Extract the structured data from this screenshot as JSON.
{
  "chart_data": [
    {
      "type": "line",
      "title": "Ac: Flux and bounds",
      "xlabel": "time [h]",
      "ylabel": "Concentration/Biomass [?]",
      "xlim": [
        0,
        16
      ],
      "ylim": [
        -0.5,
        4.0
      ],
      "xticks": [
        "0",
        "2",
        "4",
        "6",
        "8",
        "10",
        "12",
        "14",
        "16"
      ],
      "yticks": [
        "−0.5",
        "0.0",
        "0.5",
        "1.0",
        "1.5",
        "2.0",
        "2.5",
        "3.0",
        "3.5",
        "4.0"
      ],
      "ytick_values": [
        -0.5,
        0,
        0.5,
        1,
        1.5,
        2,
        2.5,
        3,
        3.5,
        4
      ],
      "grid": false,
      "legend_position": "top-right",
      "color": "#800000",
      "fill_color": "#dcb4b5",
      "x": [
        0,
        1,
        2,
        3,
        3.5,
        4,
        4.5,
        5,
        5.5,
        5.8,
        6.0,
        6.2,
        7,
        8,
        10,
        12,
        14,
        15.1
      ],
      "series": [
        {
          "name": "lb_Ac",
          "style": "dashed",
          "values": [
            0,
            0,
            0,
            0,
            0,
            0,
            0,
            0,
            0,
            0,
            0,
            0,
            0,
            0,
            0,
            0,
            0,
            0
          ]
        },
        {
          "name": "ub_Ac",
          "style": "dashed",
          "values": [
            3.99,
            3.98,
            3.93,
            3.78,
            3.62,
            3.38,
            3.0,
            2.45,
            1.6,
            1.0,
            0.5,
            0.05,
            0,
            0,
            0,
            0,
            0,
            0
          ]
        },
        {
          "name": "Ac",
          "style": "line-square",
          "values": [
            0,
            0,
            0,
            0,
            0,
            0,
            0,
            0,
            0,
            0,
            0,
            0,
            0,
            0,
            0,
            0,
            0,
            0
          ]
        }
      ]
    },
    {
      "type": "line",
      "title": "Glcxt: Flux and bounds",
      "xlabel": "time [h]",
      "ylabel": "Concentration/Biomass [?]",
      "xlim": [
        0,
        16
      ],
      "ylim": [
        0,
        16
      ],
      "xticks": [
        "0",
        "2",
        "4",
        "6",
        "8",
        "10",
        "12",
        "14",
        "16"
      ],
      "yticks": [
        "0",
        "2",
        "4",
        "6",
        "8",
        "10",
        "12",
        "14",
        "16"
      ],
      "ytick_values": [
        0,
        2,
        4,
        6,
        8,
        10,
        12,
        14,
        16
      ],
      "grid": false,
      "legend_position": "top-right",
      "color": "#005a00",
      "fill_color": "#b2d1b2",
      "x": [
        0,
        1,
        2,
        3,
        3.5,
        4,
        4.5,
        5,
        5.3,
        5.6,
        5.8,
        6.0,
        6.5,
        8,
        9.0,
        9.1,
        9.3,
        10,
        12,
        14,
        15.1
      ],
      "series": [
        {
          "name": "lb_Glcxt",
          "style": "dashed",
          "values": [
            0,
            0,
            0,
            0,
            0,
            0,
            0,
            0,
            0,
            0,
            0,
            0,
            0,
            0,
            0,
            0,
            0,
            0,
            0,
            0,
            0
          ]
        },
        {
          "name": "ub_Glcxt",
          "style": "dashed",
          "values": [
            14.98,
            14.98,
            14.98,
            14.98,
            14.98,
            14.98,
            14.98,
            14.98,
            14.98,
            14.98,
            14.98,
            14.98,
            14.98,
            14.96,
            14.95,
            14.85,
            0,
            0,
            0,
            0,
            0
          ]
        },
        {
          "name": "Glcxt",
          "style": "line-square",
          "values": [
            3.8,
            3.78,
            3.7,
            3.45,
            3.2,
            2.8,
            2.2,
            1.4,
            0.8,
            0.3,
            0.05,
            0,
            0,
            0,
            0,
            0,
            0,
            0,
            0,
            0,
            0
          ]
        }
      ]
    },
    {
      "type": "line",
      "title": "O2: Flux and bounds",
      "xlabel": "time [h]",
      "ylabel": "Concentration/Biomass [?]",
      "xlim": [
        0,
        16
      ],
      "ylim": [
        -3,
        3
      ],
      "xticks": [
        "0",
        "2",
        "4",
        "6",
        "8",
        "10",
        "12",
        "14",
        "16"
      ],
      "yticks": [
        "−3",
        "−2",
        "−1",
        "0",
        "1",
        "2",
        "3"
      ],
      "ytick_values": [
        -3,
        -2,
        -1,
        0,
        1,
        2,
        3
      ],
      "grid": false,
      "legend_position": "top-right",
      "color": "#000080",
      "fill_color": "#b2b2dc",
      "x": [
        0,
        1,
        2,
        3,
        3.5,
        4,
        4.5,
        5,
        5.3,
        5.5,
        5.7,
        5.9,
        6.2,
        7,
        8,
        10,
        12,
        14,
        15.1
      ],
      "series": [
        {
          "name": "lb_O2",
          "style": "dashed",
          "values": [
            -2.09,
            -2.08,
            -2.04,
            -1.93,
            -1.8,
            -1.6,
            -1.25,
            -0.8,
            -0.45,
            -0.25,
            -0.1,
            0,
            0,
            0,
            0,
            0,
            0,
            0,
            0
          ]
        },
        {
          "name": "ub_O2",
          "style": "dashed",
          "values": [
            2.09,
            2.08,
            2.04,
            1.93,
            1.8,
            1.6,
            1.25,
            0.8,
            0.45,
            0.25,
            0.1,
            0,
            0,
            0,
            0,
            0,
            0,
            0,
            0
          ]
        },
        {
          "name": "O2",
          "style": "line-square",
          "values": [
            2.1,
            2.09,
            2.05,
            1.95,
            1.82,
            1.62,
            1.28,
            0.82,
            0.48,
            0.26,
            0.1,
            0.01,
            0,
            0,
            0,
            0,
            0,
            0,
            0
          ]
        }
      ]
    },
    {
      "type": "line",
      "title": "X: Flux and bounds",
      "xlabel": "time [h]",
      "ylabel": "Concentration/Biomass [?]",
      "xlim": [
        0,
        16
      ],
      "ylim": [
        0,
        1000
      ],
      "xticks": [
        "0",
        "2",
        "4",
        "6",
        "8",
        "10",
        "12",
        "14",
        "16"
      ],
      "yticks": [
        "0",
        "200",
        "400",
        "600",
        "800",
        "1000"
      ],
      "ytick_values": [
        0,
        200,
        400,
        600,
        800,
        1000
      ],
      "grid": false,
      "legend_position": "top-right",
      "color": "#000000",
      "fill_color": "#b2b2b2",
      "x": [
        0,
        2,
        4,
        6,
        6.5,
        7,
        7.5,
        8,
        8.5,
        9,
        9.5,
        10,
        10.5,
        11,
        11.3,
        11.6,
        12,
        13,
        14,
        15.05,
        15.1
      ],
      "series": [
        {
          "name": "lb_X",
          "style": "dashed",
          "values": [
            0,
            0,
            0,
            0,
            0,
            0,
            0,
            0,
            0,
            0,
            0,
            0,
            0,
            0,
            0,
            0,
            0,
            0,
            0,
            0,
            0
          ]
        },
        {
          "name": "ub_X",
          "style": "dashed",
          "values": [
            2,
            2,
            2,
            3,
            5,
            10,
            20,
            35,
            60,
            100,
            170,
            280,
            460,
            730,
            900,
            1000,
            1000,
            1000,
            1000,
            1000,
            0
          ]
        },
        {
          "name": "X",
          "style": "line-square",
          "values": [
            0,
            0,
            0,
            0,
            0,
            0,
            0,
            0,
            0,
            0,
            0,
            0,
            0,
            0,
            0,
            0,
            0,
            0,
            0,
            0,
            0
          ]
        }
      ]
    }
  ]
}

--

TO BE DONE:
Output the entries exactly.

CORRECT RESULT:
Extract the structured data from this screenshot as JSON.
{
  "chart_data": [
    {
      "type": "line",
      "title": "Ac: Flux and bounds",
      "xlabel": "time [h]",
      "ylabel": "Concentration/Biomass [?]",
      "xlim": [
        0,
        16
      ],
      "ylim": [
        -0.5,
        4.0
      ],
      "xticks": [
        "0",
        "2",
        "4",
        "6",
        "8",
        "10",
        "12",
        "14",
        "16"
      ],
      "yticks": [
        "−0.5",
        "0.0",
        "0.5",
        "1.0",
        "1.5",
        "2.0",
        "2.5",
        "3.0",
        "3.5",
        "4.0"
      ],
      "ytick_values": [
        -0.5,
        0,
        0.5,
        1,
        1.5,
        2,
        2.5,
        3,
        3.5,
        4
      ],
      "grid": false,
      "legend_position": "top-right",
      "color": "#800000",
      "fill_color": "#dcb4b5",
      "x": [
        0,
        1,
        2,
        3,
        3.5,
        4,
        4.5,
        5,
        5.5,
        5.8,
        6.0,
        6.2,
        7,
        8,
        10,
        12,
        14,
        15.1
      ],
      "series": [
        {
          "name": "lb_Ac",
          "style": "dashed",
          "values": [
            0,
            0,
            0,
            0,
            0,
            0,
            0,
            0,
            0,
            0,
            0,
            0,
            0,
            0,
            0,
            0,
            0,
            0
          ]
        },
        {
          "name": "ub_Ac",
          "style": "dashed",
          "values": [
            3.99,
            3.98,
            3.93,
            3.78,
            3.62,
            3.38,
            3.0,
            2.45,
            1.6,
            1.0,
            0.5,
            0.05,
            0,
            0,
            0,
            0,
            0,
            0
          ]
        },
        {
          "name": "Ac",
          "style": "line-square",
          "values": [
            0,
            0,
            0,
            0,
            0,
            0,
            0,
            0,
            0,
            0,
            0,
            0,
            0,
            0,
            0,
            0,
            0,
            0
          ]
        }
      ]
    },
    {
      "type": "line",
      "title": "Glcxt: Flux and bounds",
      "xlabel": "time [h]",
      "ylabel": "Concentration/Biomass [?]",
      "xlim": [
        0,
        16
      ],
      "ylim": [
        0,
        16
      ],
      "xticks": [
        "0",
        "2",
        "4",
        "6",
        "8",
        "10",
        "12",
        "14",
        "16"
      ],
      "yticks": [
        "0",
        "2",
        "4",
        "6",
        "8",
        "10",
        "12",
        "14",
        "16"
      ],
      "ytick_values": [
        0,
        2,
        4,
        6,
        8,
        10,
        12,
        14,
        16
      ],
      "grid": false,
      "legend_position": "top-right",
      "color": "#005a00",
      "fill_color": "#b2d1b2",
      "x": [
        0,
        1,
        2,
        3,
        3.5,
        4,
        4.5,
        5,
        5.3,
        5.6,
        5.8,
        6.0,
        6.5,
        8,
        9.0,
        9.1,
        9.3,
        10,
        12,
        14,
        15.1
      ],
      "series": [
        {
          "name": "lb_Glcxt",
          "style": "dashed",
          "values": [
            0,
            0,
            0,
            0,
            0,
            0,
            0,
            0,
            0,
            0,
            0,
            0,
            0,
            0,
            0,
            0,
            0,
            0,
            0,
            0,
            0
          ]
        },
        {
          "name": "ub_Glcxt",
          "style": "dashed",
          "values": [
            14.98,
            14.98,
            14.98,
            14.98,
            14.98,
            14.98,
            14.98,
            14.98,
            14.98,
            14.98,
            14.98,
            14.98,
            14.98,
            14.96,
            14.95,
            14.85,
            0,
            0,
            0,
            0,
            0
          ]
        },
        {
          "name": "Glcxt",
          "style": "line-square",
          "values": [
            3.8,
            3.78,
            3.7,
            3.45,
            3.2,
            2.8,
            2.2,
            1.4,
            0.8,
            0.3,
            0.05,
            0,
            0,
            0,
            0,
            0,
            0,
            0,
            0,
            0,
            0
          ]
        }
      ]
    },
    {
      "type": "line",
      "title": "O2: Flux and bounds",
      "xlabel": "time [h]",
      "ylabel": "Concentration/Biomass [?]",
      "xlim": [
        0,
        16
      ],
      "ylim": [
        -3,
        3
      ],
      "xticks": [
        "0",
        "2",
        "4",
        "6",
        "8",
        "10",
        "12",
        "14",
        "16"
      ],
      "yticks": [
        "−3",
        "−2",
        "−1",
        "0",
        "1",
        "2",
        "3"
      ],
      "ytick_values": [
        -3,
        -2,
        -1,
        0,
        1,
        2,
        3
      ],
      "grid": false,
      "legend_position": "top-right",
      "color": "#000080",
      "fill_color": "#b2b2dc",
      "x": [
        0,
        1,
        2,
        3,
        3.5,
        4,
        4.5,
        5,
        5.3,
        5.5,
        5.7,
        5.9,
        6.2,
        7,
        8,
        10,
        12,
        14,
        15.1
      ],
      "series": [
        {
          "name": "lb_O2",
          "style": "dashed",
          "values": [
            -2.09,
            -2.08,
            -2.04,
            -1.93,
            -1.8,
            -1.6,
            -1.25,
            -0.8,
            -0.45,
            -0.25,
            -0.1,
            0,
            0,
            0,
            0,
            0,
            0,
            0,
            0
          ]
        },
        {
          "name": "ub_O2",
          "style": "dashed",
          "values": [
            2.09,
            2.08,
            2.04,
            1.93,
            1.8,
            1.6,
            1.25,
            0.8,
            0.45,
            0.25,
            0.1,
            0,
            0,
            0,
            0,
            0,
            0,
            0,
            0
          ]
        },
        {
          "name": "O2",
          "style": "line-square",
          "values": [
            2.1,
            2.09,
            2.05,
            1.95,
            1.82,
            1.62,
            1.28,
            0.82,
            0.48,
            0.26,
            0.1,
            0.01,
            0,
            0,
            0,
            0,
            0,
            0,
            0
          ]
        }
      ]
    },
    {
      "type": "line",
      "title": "X: Flux and bounds",
      "xlabel": "time [h]",
      "ylabel": "Concentration/Biomass [?]",
      "xlim": [
        0,
        16
      ],
      "ylim": [
        0,
        1000
      ],
      "xticks": [
        "0",
        "2",
        "4",
        "6",
        "8",
        "10",
        "12",
        "14",
        "16"
      ],
      "yticks": [
        "0",
        "200",
        "400",
        "600",
        "800",
        "1000"
      ],
      "ytick_values": [
        0,
        200,
        400,
        600,
        800,
        1000
      ],
      "grid": false,
      "legend_position": "top-right",
      "color": "#000000",
      "fill_color": "#b2b2b2",
      "x": [
        0,
        2,
        4,
        6,
        6.5,
        7,
        7.5,
        8,
        8.5,
        9,
        9.5,
        10,
        10.5,
        11,
        11.3,
        11.6,
        12,
        13,
        14,
        15.05,
        15.1
      ],
      "series": [
        {
          "name": "lb_X",
          "style": "dashed",
          "values": [
            0,
            0,
            0,
            0,
            0,
            0,
            0,
            0,
            0,
            0,
            0,
            0,
            0,
            0,
            0,
            0,
            0,
            0,
            0,
            0,
            0
          ]
        },
        {
          "name": "ub_X",
          "style": "dashed",
          "values": [
            2,
            2,
            2,
            3,
            5,
            10,
            20,
            35,
            60,
            100,
            170,
            280,
            460,
            730,
            900,
            1000,
            1000,
            1000,
            1000,
            1000,
            0
          ]
        },
        {
          "name": "X",
          "style": "line-square",
          "values": [
            0,
            0,
            0,
            0,
            0,
            0,
            0,
            0,
            0,
            0,
            0,
            0,
            0,
            0,
            0,
            0,
            0,
            0,
            0,
            0,
            0
          ]
        }
      ]
    }
  ]
}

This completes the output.